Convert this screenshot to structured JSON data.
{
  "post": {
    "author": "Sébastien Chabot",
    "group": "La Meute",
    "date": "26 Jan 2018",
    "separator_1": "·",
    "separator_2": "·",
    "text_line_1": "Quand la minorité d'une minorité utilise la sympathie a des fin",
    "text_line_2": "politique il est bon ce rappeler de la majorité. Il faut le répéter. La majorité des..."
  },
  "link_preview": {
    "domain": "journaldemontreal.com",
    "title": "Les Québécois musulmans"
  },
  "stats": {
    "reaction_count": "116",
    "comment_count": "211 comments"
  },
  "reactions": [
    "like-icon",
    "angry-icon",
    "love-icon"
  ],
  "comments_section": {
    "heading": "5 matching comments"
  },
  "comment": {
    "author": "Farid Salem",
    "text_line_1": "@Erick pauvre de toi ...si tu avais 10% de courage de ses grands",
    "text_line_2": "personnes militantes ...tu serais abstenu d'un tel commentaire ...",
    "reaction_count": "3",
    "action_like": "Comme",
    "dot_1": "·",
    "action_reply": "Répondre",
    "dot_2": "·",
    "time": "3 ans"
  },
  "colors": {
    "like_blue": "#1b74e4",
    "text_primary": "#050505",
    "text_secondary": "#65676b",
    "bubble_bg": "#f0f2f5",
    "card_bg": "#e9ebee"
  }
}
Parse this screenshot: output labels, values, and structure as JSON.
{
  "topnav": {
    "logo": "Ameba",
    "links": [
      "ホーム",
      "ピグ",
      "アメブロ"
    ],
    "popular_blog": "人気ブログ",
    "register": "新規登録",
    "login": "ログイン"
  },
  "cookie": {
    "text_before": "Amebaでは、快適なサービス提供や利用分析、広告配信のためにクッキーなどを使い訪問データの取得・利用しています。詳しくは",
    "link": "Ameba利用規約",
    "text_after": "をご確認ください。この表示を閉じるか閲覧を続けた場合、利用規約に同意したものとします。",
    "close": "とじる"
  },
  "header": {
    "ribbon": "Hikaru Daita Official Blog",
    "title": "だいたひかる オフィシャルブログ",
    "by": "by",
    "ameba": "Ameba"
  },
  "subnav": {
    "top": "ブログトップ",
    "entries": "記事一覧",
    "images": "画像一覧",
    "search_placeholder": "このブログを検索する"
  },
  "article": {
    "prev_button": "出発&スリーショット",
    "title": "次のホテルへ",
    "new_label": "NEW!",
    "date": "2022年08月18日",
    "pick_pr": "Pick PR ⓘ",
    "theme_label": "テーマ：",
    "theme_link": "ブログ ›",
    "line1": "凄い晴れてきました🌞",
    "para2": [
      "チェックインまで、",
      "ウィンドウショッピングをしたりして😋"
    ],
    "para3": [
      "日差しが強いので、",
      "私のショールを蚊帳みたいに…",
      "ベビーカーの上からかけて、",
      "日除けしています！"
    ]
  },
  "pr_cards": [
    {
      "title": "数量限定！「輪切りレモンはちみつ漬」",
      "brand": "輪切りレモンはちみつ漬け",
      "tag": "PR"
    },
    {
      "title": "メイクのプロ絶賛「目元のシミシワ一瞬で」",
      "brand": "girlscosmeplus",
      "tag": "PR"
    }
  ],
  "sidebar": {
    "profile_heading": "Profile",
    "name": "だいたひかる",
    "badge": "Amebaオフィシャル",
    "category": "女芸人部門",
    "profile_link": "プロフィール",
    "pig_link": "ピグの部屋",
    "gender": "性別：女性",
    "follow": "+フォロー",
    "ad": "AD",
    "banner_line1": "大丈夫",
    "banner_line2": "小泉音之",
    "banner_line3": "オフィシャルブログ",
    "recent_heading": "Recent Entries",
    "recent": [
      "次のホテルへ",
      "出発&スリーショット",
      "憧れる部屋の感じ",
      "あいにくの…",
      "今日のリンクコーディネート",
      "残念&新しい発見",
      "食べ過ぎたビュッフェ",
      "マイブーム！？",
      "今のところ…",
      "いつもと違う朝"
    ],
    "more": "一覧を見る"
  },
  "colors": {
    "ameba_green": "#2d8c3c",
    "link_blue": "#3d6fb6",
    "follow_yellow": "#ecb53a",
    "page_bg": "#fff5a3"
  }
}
☆ ☆ ☆ ☆ ☆
**DESCRIPTION OF THE TASK**: Isolate each line of the listing above that includes "brand". Copy it.

**RESULT FOR THIS TASK**:
      "brand": "輪切りレモンはちみつ漬け",
      "brand": "girlscosmeplus",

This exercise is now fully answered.